Determine how many lines in these records hold "title". Only the number is wanted.

+++++

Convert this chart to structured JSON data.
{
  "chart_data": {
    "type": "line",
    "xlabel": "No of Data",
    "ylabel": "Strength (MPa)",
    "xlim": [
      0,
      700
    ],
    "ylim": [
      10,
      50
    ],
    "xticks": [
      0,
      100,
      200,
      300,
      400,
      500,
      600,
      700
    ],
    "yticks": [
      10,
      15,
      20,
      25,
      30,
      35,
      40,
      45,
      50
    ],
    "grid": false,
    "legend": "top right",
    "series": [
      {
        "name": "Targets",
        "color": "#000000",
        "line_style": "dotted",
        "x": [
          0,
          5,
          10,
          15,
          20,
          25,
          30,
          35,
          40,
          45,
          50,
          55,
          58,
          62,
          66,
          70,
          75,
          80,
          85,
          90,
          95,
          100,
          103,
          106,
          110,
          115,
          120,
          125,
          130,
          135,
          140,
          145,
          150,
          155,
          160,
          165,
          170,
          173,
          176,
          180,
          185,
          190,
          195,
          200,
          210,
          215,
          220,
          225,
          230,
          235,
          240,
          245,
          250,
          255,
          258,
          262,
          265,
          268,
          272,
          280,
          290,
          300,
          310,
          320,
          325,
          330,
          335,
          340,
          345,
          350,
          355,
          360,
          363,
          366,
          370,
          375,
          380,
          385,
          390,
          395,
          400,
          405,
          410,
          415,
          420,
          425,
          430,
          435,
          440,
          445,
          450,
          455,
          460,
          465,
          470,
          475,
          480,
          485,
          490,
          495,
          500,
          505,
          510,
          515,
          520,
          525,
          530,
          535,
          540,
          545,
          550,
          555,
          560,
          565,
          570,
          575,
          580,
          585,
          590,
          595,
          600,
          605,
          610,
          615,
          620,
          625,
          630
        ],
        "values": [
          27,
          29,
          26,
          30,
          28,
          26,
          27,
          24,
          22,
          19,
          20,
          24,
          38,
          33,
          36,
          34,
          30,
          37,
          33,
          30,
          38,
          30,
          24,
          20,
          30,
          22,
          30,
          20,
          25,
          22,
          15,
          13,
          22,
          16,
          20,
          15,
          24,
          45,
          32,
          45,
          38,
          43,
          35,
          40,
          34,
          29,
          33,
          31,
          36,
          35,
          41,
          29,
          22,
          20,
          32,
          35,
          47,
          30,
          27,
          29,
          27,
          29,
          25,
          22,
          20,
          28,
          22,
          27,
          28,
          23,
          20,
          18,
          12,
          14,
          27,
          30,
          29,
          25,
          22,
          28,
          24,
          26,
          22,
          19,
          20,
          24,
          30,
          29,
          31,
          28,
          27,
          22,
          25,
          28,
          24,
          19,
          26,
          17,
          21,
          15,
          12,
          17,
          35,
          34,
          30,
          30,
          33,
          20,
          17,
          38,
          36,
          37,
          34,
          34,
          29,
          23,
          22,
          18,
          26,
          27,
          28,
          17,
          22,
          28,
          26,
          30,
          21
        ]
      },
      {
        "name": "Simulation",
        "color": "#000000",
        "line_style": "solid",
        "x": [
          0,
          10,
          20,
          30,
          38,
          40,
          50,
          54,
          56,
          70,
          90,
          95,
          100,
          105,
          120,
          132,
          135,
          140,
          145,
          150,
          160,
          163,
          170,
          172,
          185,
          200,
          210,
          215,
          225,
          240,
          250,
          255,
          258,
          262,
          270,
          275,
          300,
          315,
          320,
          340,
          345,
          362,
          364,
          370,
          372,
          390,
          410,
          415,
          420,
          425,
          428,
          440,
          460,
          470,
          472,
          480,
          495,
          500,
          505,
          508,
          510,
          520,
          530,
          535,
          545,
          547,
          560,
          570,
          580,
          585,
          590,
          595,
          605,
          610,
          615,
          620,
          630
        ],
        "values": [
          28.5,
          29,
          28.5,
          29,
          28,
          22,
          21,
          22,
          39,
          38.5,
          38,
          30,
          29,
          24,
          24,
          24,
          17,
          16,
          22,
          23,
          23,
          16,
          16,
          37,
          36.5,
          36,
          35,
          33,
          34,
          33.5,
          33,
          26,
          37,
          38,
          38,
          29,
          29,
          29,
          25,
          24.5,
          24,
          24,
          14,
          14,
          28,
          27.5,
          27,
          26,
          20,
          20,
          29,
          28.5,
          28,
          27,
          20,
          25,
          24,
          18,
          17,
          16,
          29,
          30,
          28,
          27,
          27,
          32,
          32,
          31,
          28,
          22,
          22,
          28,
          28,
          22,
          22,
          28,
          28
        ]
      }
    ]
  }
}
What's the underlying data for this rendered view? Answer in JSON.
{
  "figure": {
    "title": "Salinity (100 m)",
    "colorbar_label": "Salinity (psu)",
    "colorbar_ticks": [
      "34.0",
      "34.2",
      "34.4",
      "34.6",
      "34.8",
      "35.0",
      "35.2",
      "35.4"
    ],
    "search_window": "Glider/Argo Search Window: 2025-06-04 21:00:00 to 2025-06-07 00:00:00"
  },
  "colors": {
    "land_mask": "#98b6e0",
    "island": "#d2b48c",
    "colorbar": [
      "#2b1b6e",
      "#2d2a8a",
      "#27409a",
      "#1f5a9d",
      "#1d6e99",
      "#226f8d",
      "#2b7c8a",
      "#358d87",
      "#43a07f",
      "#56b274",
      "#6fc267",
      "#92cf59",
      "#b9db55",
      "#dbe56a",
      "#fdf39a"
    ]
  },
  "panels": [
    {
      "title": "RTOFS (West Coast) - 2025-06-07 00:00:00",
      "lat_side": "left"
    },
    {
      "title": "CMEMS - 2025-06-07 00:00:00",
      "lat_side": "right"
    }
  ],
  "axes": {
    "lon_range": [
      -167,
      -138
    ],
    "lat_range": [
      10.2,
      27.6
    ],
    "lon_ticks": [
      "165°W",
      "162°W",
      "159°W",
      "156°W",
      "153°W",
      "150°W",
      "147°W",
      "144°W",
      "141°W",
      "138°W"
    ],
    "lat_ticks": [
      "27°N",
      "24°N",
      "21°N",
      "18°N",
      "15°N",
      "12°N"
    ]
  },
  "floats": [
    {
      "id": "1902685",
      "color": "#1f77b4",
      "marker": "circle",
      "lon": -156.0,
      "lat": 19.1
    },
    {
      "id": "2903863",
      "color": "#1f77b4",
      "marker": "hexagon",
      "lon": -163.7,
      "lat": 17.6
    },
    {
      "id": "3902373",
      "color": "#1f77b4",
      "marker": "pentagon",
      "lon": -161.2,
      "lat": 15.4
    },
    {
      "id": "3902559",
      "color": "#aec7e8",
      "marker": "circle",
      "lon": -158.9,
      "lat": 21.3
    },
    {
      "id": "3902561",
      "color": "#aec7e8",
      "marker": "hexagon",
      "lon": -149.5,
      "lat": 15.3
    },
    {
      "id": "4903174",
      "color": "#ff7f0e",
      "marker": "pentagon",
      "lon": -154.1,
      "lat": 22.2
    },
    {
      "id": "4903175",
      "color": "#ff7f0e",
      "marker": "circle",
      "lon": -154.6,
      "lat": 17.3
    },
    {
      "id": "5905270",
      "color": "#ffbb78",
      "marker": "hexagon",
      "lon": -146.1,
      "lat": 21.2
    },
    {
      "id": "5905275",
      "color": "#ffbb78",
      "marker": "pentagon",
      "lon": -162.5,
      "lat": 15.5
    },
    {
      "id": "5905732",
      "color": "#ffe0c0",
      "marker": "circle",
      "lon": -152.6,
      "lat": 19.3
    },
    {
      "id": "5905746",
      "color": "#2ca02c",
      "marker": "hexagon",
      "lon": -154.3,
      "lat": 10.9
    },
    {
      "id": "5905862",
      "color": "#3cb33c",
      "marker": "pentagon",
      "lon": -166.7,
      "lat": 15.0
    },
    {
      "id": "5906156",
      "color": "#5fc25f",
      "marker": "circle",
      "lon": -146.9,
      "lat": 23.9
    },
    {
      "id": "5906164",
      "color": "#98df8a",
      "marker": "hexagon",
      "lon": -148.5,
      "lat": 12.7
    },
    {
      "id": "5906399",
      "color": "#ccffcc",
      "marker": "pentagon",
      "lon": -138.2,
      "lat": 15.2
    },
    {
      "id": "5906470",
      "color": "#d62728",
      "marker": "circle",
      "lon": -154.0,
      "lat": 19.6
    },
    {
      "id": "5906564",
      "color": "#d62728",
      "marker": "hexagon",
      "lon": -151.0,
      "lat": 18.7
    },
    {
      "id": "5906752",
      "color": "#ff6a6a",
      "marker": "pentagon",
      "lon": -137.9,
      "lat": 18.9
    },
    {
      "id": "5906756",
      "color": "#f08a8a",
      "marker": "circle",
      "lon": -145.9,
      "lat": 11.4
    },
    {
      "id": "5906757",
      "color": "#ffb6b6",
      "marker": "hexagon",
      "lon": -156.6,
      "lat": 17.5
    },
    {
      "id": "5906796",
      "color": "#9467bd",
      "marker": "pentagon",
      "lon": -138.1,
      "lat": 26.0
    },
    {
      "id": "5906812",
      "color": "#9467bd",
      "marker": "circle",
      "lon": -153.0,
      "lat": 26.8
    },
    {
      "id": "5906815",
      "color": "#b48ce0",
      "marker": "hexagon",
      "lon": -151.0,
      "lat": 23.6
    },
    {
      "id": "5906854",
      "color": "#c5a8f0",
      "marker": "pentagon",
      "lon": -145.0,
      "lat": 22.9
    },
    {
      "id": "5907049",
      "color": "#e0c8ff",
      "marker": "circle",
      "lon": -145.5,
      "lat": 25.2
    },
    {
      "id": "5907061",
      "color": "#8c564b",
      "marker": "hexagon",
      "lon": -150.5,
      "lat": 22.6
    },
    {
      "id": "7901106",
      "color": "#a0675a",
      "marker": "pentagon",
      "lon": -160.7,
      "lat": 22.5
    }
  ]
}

+++++

--- Final result ---
3